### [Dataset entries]
_ _ _ _

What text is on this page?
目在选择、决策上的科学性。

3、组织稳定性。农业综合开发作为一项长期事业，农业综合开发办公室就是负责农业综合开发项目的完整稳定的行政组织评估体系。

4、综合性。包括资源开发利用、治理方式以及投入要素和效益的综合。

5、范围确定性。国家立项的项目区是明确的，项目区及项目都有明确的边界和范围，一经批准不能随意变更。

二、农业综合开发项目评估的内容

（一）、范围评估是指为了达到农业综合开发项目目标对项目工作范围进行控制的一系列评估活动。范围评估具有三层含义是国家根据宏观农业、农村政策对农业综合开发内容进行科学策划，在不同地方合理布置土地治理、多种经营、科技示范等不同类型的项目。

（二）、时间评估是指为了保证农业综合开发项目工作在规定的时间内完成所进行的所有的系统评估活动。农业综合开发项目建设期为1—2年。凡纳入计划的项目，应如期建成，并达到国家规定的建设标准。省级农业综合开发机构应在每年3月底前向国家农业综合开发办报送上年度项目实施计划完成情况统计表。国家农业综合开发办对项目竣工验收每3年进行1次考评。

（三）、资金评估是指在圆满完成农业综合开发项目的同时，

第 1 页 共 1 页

_ _ _ _

Return all of the data word for word.

### [Result of the task]
What text is on this page?
目在选择、决策上的科学性。

3、组织稳定性。农业综合开发作为一项长期事业，农业综合开发办公室就是负责农业综合开发项目的完整稳定的行政组织评估体系。

4、综合性。包括资源开发利用、治理方式以及投入要素和效益的综合。

5、范围确定性。国家立项的项目区是明确的，项目区及项目都有明确的边界和范围，一经批准不能随意变更。

二、农业综合开发项目评估的内容

（一）、范围评估是指为了达到农业综合开发项目目标对项目工作范围进行控制的一系列评估活动。范围评估具有三层含义是国家根据宏观农业、农村政策对农业综合开发内容进行科学策划，在不同地方合理布置土地治理、多种经营、科技示范等不同类型的项目。

（二）、时间评估是指为了保证农业综合开发项目工作在规定的时间内完成所进行的所有的系统评估活动。农业综合开发项目建设期为1—2年。凡纳入计划的项目，应如期建成，并达到国家规定的建设标准。省级农业综合开发机构应在每年3月底前向国家农业综合开发办报送上年度项目实施计划完成情况统计表。国家农业综合开发办对项目竣工验收每3年进行1次考评。

（三）、资金评估是指在圆满完成农业综合开发项目的同时，

第 1 页 共 1 页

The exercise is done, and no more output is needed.